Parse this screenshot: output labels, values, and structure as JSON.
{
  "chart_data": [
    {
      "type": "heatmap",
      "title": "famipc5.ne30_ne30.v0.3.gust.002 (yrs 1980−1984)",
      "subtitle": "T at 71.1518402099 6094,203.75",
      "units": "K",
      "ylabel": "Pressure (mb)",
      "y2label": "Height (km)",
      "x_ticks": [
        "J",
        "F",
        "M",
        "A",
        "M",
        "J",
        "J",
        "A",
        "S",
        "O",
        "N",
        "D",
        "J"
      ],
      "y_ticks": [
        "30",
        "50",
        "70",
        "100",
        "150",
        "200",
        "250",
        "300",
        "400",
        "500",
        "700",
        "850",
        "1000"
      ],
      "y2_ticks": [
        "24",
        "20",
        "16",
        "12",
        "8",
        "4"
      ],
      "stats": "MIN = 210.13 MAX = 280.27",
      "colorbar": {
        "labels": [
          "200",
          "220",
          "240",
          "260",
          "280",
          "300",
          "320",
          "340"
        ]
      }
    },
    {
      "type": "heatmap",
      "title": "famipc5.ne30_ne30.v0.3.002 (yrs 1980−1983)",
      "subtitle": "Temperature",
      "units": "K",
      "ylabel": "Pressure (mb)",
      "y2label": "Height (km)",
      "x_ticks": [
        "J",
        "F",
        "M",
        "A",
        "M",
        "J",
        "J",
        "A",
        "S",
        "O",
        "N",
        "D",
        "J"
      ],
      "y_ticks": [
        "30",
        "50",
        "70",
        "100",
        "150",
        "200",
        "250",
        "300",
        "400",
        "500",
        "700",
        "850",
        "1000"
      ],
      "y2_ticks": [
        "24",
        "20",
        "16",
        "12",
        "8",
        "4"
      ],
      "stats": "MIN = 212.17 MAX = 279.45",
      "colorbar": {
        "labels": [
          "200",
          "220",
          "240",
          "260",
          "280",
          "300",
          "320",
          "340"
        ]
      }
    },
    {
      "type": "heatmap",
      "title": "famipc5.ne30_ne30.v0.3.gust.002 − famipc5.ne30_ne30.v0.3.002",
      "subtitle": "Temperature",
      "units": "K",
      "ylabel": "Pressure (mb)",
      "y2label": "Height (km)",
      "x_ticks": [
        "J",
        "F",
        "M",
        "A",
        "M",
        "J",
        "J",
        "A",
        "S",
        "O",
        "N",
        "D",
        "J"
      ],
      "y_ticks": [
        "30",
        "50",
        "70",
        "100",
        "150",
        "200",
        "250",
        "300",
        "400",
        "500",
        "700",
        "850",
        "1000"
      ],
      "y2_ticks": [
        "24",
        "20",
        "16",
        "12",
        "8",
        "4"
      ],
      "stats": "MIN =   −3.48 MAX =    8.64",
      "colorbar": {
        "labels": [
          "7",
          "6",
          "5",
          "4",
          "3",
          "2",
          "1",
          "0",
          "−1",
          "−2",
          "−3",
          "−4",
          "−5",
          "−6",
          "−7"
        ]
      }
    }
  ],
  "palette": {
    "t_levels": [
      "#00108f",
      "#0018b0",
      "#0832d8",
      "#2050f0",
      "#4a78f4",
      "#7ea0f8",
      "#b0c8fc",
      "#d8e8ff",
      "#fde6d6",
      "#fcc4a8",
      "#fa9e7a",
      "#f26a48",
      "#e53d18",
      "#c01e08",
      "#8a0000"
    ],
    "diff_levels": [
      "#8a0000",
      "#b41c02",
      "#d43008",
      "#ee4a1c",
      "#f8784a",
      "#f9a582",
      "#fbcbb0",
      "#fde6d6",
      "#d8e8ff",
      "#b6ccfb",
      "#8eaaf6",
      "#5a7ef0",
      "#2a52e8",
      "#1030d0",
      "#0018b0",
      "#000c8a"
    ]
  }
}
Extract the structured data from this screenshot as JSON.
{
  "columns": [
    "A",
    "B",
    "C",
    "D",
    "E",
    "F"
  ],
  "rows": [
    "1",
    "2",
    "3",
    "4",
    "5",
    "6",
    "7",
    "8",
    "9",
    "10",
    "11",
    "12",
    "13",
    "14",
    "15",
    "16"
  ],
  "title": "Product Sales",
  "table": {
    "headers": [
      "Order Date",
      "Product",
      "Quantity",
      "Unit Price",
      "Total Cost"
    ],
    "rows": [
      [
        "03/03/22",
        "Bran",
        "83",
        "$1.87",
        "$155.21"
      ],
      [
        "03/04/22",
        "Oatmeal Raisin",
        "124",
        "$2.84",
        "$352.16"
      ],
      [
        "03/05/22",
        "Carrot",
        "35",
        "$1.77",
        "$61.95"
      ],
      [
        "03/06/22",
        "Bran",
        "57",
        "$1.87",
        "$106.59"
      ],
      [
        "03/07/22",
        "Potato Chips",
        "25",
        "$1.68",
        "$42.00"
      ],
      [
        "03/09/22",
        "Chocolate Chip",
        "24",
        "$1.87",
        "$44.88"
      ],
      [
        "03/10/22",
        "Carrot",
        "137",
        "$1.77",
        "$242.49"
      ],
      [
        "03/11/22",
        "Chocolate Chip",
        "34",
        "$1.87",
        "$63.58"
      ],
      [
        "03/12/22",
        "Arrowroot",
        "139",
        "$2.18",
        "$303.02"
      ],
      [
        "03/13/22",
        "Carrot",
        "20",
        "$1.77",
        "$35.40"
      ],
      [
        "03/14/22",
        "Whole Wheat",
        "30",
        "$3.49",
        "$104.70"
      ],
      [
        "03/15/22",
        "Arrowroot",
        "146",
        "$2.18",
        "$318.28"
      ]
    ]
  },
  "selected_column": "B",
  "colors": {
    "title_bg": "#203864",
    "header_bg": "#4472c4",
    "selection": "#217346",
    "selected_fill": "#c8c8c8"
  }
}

┄┄┄┄┄┄┄┄┄┄

Please repeat the listing above in full and exactly.

Parse this screenshot: output labels, values, and structure as JSON.
{
  "chart_data": [
    {
      "type": "heatmap",
      "title": "famipc5.ne30_ne30.v0.3.gust.002 (yrs 1980−1984)",
      "subtitle": "T at 71.1518402099 6094,203.75",
      "units": "K",
      "ylabel": "Pressure (mb)",
      "y2label": "Height (km)",
      "x_ticks": [
        "J",
        "F",
        "M",
        "A",
        "M",
        "J",
        "J",
        "A",
        "S",
        "O",
        "N",
        "D",
        "J"
      ],
      "y_ticks": [
        "30",
        "50",
        "70",
        "100",
        "150",
        "200",
        "250",
        "300",
        "400",
        "500",
        "700",
        "850",
        "1000"
      ],
      "y2_ticks": [
        "24",
        "20",
        "16",
        "12",
        "8",
        "4"
      ],
      "stats": "MIN = 210.13 MAX = 280.27",
      "colorbar": {
        "labels": [
          "200",
          "220",
          "240",
          "260",
          "280",
          "300",
          "320",
          "340"
        ]
      }
    },
    {
      "type": "heatmap",
      "title": "famipc5.ne30_ne30.v0.3.002 (yrs 1980−1983)",
      "subtitle": "Temperature",
      "units": "K",
      "ylabel": "Pressure (mb)",
      "y2label": "Height (km)",
      "x_ticks": [
        "J",
        "F",
        "M",
        "A",
        "M",
        "J",
        "J",
        "A",
        "S",
        "O",
        "N",
        "D",
        "J"
      ],
      "y_ticks": [
        "30",
        "50",
        "70",
        "100",
        "150",
        "200",
        "250",
        "300",
        "400",
        "500",
        "700",
        "850",
        "1000"
      ],
      "y2_ticks": [
        "24",
        "20",
        "16",
        "12",
        "8",
        "4"
      ],
      "stats": "MIN = 212.17 MAX = 279.45",
      "colorbar": {
        "labels": [
          "200",
          "220",
          "240",
          "260",
          "280",
          "300",
          "320",
          "340"
        ]
      }
    },
    {
      "type": "heatmap",
      "title": "famipc5.ne30_ne30.v0.3.gust.002 − famipc5.ne30_ne30.v0.3.002",
      "subtitle": "Temperature",
      "units": "K",
      "ylabel": "Pressure (mb)",
      "y2label": "Height (km)",
      "x_ticks": [
        "J",
        "F",
        "M",
        "A",
        "M",
        "J",
        "J",
        "A",
        "S",
        "O",
        "N",
        "D",
        "J"
      ],
      "y_ticks": [
        "30",
        "50",
        "70",
        "100",
        "150",
        "200",
        "250",
        "300",
        "400",
        "500",
        "700",
        "850",
        "1000"
      ],
      "y2_ticks": [
        "24",
        "20",
        "16",
        "12",
        "8",
        "4"
      ],
      "stats": "MIN =   −3.48 MAX =    8.64",
      "colorbar": {
        "labels": [
          "7",
          "6",
          "5",
          "4",
          "3",
          "2",
          "1",
          "0",
          "−1",
          "−2",
          "−3",
          "−4",
          "−5",
          "−6",
          "−7"
        ]
      }
    }
  ],
  "palette": {
    "t_levels": [
      "#00108f",
      "#0018b0",
      "#0832d8",
      "#2050f0",
      "#4a78f4",
      "#7ea0f8",
      "#b0c8fc",
      "#d8e8ff",
      "#fde6d6",
      "#fcc4a8",
      "#fa9e7a",
      "#f26a48",
      "#e53d18",
      "#c01e08",
      "#8a0000"
    ],
    "diff_levels": [
      "#8a0000",
      "#b41c02",
      "#d43008",
      "#ee4a1c",
      "#f8784a",
      "#f9a582",
      "#fbcbb0",
      "#fde6d6",
      "#d8e8ff",
      "#b6ccfb",
      "#8eaaf6",
      "#5a7ef0",
      "#2a52e8",
      "#1030d0",
      "#0018b0",
      "#000c8a"
    ]
  }
}
Extract the structured data from this screenshot as JSON.
{
  "columns": [
    "A",
    "B",
    "C",
    "D",
    "E",
    "F"
  ],
  "rows": [
    "1",
    "2",
    "3",
    "4",
    "5",
    "6",
    "7",
    "8",
    "9",
    "10",
    "11",
    "12",
    "13",
    "14",
    "15",
    "16"
  ],
  "title": "Product Sales",
  "table": {
    "headers": [
      "Order Date",
      "Product",
      "Quantity",
      "Unit Price",
      "Total Cost"
    ],
    "rows": [
      [
        "03/03/22",
        "Bran",
        "83",
        "$1.87",
        "$155.21"
      ],
      [
        "03/04/22",
        "Oatmeal Raisin",
        "124",
        "$2.84",
        "$352.16"
      ],
      [
        "03/05/22",
        "Carrot",
        "35",
        "$1.77",
        "$61.95"
      ],
      [
        "03/06/22",
        "Bran",
        "57",
        "$1.87",
        "$106.59"
      ],
      [
        "03/07/22",
        "Potato Chips",
        "25",
        "$1.68",
        "$42.00"
      ],
      [
        "03/09/22",
        "Chocolate Chip",
        "24",
        "$1.87",
        "$44.88"
      ],
      [
        "03/10/22",
        "Carrot",
        "137",
        "$1.77",
        "$242.49"
      ],
      [
        "03/11/22",
        "Chocolate Chip",
        "34",
        "$1.87",
        "$63.58"
      ],
      [
        "03/12/22",
        "Arrowroot",
        "139",
        "$2.18",
        "$303.02"
      ],
      [
        "03/13/22",
        "Carrot",
        "20",
        "$1.77",
        "$35.40"
      ],
      [
        "03/14/22",
        "Whole Wheat",
        "30",
        "$3.49",
        "$104.70"
      ],
      [
        "03/15/22",
        "Arrowroot",
        "146",
        "$2.18",
        "$318.28"
      ]
    ]
  },
  "selected_column": "B",
  "colors": {
    "title_bg": "#203864",
    "header_bg": "#4472c4",
    "selection": "#217346",
    "selected_fill": "#c8c8c8"
  }
}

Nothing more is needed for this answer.